*OBJECTIVE:*
Output the material below in its entirety, exactly as given.

*SUPPLIED INFORMATION:*
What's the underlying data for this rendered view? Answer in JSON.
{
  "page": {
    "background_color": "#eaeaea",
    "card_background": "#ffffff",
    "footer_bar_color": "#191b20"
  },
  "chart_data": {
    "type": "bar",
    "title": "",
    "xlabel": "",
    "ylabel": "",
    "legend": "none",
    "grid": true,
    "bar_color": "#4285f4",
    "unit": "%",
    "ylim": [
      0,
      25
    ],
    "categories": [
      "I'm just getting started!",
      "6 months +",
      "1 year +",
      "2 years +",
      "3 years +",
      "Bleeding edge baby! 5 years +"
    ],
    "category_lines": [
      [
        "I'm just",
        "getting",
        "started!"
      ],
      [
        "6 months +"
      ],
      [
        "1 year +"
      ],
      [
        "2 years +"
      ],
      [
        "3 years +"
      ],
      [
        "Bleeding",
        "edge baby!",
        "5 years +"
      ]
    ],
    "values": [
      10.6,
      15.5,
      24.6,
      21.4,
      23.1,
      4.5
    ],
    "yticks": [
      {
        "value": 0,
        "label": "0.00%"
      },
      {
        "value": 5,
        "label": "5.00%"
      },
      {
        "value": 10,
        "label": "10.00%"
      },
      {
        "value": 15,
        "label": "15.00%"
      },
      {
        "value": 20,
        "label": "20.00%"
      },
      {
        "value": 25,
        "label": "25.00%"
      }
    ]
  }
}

*THE RESPONSE:*
What's the underlying data for this rendered view? Answer in JSON.
{
  "page": {
    "background_color": "#eaeaea",
    "card_background": "#ffffff",
    "footer_bar_color": "#191b20"
  },
  "chart_data": {
    "type": "bar",
    "title": "",
    "xlabel": "",
    "ylabel": "",
    "legend": "none",
    "grid": true,
    "bar_color": "#4285f4",
    "unit": "%",
    "ylim": [
      0,
      25
    ],
    "categories": [
      "I'm just getting started!",
      "6 months +",
      "1 year +",
      "2 years +",
      "3 years +",
      "Bleeding edge baby! 5 years +"
    ],
    "category_lines": [
      [
        "I'm just",
        "getting",
        "started!"
      ],
      [
        "6 months +"
      ],
      [
        "1 year +"
      ],
      [
        "2 years +"
      ],
      [
        "3 years +"
      ],
      [
        "Bleeding",
        "edge baby!",
        "5 years +"
      ]
    ],
    "values": [
      10.6,
      15.5,
      24.6,
      21.4,
      23.1,
      4.5
    ],
    "yticks": [
      {
        "value": 0,
        "label": "0.00%"
      },
      {
        "value": 5,
        "label": "5.00%"
      },
      {
        "value": 10,
        "label": "10.00%"
      },
      {
        "value": 15,
        "label": "15.00%"
      },
      {
        "value": 20,
        "label": "20.00%"
      },
      {
        "value": 25,
        "label": "25.00%"
      }
    ]
  }
}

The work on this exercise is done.